_Set task_:
Report only the number of lines in this material that include "with".

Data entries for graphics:
++++++++++++++++++++
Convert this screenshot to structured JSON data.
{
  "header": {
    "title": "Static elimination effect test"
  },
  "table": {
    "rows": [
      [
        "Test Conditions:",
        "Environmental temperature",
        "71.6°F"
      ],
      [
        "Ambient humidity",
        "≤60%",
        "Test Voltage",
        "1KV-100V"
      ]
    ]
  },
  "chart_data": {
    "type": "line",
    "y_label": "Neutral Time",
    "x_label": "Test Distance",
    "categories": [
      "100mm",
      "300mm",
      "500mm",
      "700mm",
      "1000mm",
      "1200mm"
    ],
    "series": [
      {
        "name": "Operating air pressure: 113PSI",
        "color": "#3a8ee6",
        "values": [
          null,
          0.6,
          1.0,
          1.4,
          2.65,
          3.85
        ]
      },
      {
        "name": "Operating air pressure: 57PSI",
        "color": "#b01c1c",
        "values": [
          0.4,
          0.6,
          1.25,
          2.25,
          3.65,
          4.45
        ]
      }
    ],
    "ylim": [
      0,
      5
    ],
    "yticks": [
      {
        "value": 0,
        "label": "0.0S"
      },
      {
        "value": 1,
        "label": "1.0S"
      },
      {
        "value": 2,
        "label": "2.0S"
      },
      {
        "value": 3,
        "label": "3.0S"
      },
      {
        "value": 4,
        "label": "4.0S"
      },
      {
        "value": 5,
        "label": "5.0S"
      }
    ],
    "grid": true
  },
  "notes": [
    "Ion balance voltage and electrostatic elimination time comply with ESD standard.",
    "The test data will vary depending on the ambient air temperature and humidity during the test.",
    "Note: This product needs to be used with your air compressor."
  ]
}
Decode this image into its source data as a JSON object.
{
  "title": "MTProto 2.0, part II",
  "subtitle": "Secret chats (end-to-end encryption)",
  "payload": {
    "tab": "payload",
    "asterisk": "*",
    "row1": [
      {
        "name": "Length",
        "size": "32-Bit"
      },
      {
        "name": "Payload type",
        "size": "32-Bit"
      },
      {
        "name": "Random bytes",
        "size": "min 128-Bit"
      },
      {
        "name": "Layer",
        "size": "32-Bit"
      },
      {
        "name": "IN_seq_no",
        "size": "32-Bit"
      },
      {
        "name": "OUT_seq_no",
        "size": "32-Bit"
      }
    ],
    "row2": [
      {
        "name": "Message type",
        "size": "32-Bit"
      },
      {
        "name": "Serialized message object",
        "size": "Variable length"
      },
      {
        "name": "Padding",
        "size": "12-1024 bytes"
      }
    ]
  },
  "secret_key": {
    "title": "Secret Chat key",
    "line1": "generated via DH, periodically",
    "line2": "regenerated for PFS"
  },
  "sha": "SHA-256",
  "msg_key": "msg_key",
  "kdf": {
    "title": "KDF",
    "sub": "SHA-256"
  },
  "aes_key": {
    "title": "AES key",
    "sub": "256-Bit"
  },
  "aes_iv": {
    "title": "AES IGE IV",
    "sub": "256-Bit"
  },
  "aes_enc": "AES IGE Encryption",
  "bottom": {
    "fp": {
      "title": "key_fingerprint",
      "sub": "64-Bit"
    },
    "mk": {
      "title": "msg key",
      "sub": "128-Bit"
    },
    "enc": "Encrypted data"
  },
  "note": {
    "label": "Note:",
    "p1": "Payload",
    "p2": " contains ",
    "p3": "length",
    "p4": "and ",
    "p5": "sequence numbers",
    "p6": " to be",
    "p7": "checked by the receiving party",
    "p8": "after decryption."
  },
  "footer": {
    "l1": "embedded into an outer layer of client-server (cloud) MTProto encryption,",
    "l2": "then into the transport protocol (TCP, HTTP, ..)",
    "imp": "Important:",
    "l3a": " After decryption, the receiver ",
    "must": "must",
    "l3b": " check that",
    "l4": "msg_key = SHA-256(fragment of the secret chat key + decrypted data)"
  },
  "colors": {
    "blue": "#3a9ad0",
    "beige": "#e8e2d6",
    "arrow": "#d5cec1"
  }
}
++++++++++++++++++++
_Full response_:
2